PROBLEM TO WORK ON: Using the listing below, extract each line that has the word "label" in it.

______

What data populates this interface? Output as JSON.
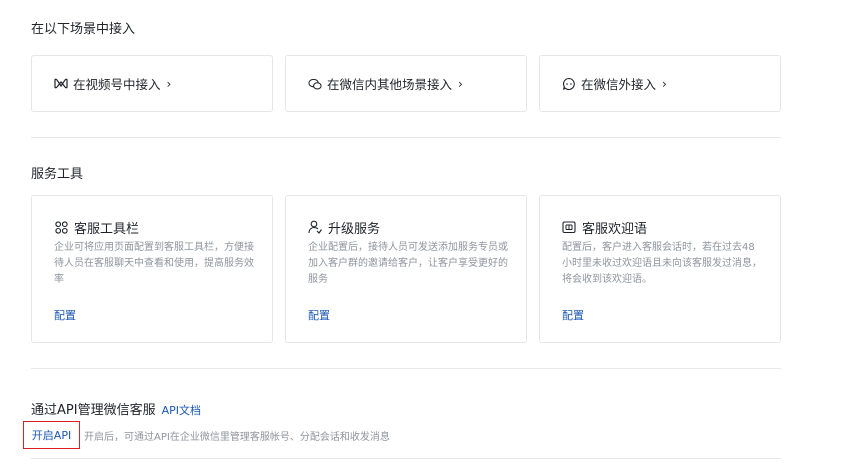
{
  "sections": {
    "scenes_title": "在以下场景中接入",
    "tools_title": "服务工具"
  },
  "entries": [
    {
      "icon": "channels-icon",
      "label": "在视频号中接入",
      "chevron": "›"
    },
    {
      "icon": "wechat-scenes-icon",
      "label": "在微信内其他场景接入",
      "chevron": "›"
    },
    {
      "icon": "chat-bubble-icon",
      "label": "在微信外接入",
      "chevron": "›"
    }
  ],
  "tools": [
    {
      "icon": "grid-icon",
      "title": "客服工具栏",
      "desc": "企业可将应用页面配置到客服工具栏，方便接待人员在客服聊天中查看和使用，提高服务效率",
      "link": "配置"
    },
    {
      "icon": "user-upgrade-icon",
      "title": "升级服务",
      "desc": "企业配置后，接待人员可发送添加服务专员或加入客户群的邀请给客户，让客户享受更好的服务",
      "link": "配置"
    },
    {
      "icon": "welcome-message-icon",
      "title": "客服欢迎语",
      "desc": "配置后，客户进入客服会话时，若在过去48小时里未收过欢迎语且未向该客服发过消息，将会收到该欢迎语。",
      "link": "配置"
    }
  ],
  "api": {
    "title": "通过API管理微信客服",
    "doc_link": "API文档",
    "open_button": "开启API",
    "hint": "开启后，可通过API在企业微信里管理客服帐号、分配会话和收发消息"
  },
  "colors": {
    "link": "#1a57b3",
    "muted": "#8f959e",
    "border": "#e4e6ea",
    "highlight": "#e02020"
  }
}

______

COMPLETE ANSWER:
      "label": "在视频号中接入",
      "label": "在微信内其他场景接入",
      "label": "在微信外接入",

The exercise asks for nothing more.